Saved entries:
• • • • • • •

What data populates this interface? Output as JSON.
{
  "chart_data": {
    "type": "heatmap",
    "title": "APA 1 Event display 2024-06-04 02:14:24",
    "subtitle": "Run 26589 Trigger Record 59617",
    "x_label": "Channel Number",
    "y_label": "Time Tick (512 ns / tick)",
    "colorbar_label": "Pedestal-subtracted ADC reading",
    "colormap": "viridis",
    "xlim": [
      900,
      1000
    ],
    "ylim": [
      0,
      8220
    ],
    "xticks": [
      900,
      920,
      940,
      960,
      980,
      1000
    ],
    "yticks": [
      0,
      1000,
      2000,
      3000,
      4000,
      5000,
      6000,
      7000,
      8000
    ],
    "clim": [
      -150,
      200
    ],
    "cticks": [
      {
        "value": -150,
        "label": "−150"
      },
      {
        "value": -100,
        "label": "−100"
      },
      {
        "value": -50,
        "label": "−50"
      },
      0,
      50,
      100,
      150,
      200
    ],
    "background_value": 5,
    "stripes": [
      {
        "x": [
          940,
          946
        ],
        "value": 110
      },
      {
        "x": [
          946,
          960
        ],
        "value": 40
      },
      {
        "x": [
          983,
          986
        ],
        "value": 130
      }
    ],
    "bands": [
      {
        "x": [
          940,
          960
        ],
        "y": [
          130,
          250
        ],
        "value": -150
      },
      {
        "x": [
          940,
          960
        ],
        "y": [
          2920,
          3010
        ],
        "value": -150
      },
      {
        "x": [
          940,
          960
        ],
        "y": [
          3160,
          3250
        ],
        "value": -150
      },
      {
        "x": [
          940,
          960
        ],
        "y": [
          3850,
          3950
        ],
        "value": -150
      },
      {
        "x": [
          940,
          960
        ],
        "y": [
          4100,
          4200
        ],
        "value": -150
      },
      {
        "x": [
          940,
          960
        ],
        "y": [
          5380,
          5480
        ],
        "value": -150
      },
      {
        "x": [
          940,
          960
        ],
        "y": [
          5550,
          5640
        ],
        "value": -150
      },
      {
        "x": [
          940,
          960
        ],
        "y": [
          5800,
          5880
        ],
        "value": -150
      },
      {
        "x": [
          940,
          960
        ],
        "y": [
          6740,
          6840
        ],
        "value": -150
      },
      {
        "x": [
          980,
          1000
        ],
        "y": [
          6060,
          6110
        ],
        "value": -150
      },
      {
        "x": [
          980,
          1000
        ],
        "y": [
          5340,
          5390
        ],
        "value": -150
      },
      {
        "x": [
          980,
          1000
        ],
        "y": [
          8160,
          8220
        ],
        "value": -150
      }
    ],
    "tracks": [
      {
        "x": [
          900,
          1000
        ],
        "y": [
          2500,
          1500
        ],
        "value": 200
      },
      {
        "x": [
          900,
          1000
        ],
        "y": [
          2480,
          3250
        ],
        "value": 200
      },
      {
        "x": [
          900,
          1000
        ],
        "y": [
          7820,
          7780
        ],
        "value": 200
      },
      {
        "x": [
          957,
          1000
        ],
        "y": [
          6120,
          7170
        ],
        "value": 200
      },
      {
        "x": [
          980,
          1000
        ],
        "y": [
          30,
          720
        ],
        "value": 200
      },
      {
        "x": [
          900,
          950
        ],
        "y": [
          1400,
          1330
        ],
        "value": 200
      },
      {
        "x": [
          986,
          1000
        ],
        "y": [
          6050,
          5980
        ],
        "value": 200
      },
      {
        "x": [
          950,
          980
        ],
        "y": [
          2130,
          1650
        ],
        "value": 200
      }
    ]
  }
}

• • • • • • •

▶ [EXERCISE DIRECTIONS]
Copy every line of the records word for word.

▶ [SOLUTION TO THE EXERCISE]
What data populates this interface? Output as JSON.
{
  "chart_data": {
    "type": "heatmap",
    "title": "APA 1 Event display 2024-06-04 02:14:24",
    "subtitle": "Run 26589 Trigger Record 59617",
    "x_label": "Channel Number",
    "y_label": "Time Tick (512 ns / tick)",
    "colorbar_label": "Pedestal-subtracted ADC reading",
    "colormap": "viridis",
    "xlim": [
      900,
      1000
    ],
    "ylim": [
      0,
      8220
    ],
    "xticks": [
      900,
      920,
      940,
      960,
      980,
      1000
    ],
    "yticks": [
      0,
      1000,
      2000,
      3000,
      4000,
      5000,
      6000,
      7000,
      8000
    ],
    "clim": [
      -150,
      200
    ],
    "cticks": [
      {
        "value": -150,
        "label": "−150"
      },
      {
        "value": -100,
        "label": "−100"
      },
      {
        "value": -50,
        "label": "−50"
      },
      0,
      50,
      100,
      150,
      200
    ],
    "background_value": 5,
    "stripes": [
      {
        "x": [
          940,
          946
        ],
        "value": 110
      },
      {
        "x": [
          946,
          960
        ],
        "value": 40
      },
      {
        "x": [
          983,
          986
        ],
        "value": 130
      }
    ],
    "bands": [
      {
        "x": [
          940,
          960
        ],
        "y": [
          130,
          250
        ],
        "value": -150
      },
      {
        "x": [
          940,
          960
        ],
        "y": [
          2920,
          3010
        ],
        "value": -150
      },
      {
        "x": [
          940,
          960
        ],
        "y": [
          3160,
          3250
        ],
        "value": -150
      },
      {
        "x": [
          940,
          960
        ],
        "y": [
          3850,
          3950
        ],
        "value": -150
      },
      {
        "x": [
          940,
          960
        ],
        "y": [
          4100,
          4200
        ],
        "value": -150
      },
      {
        "x": [
          940,
          960
        ],
        "y": [
          5380,
          5480
        ],
        "value": -150
      },
      {
        "x": [
          940,
          960
        ],
        "y": [
          5550,
          5640
        ],
        "value": -150
      },
      {
        "x": [
          940,
          960
        ],
        "y": [
          5800,
          5880
        ],
        "value": -150
      },
      {
        "x": [
          940,
          960
        ],
        "y": [
          6740,
          6840
        ],
        "value": -150
      },
      {
        "x": [
          980,
          1000
        ],
        "y": [
          6060,
          6110
        ],
        "value": -150
      },
      {
        "x": [
          980,
          1000
        ],
        "y": [
          5340,
          5390
        ],
        "value": -150
      },
      {
        "x": [
          980,
          1000
        ],
        "y": [
          8160,
          8220
        ],
        "value": -150
      }
    ],
    "tracks": [
      {
        "x": [
          900,
          1000
        ],
        "y": [
          2500,
          1500
        ],
        "value": 200
      },
      {
        "x": [
          900,
          1000
        ],
        "y": [
          2480,
          3250
        ],
        "value": 200
      },
      {
        "x": [
          900,
          1000
        ],
        "y": [
          7820,
          7780
        ],
        "value": 200
      },
      {
        "x": [
          957,
          1000
        ],
        "y": [
          6120,
          7170
        ],
        "value": 200
      },
      {
        "x": [
          980,
          1000
        ],
        "y": [
          30,
          720
        ],
        "value": 200
      },
      {
        "x": [
          900,
          950
        ],
        "y": [
          1400,
          1330
        ],
        "value": 200
      },
      {
        "x": [
          986,
          1000
        ],
        "y": [
          6050,
          5980
        ],
        "value": 200
      },
      {
        "x": [
          950,
          980
        ],
        "y": [
          2130,
          1650
        ],
        "value": 200
      }
    ]
  }
}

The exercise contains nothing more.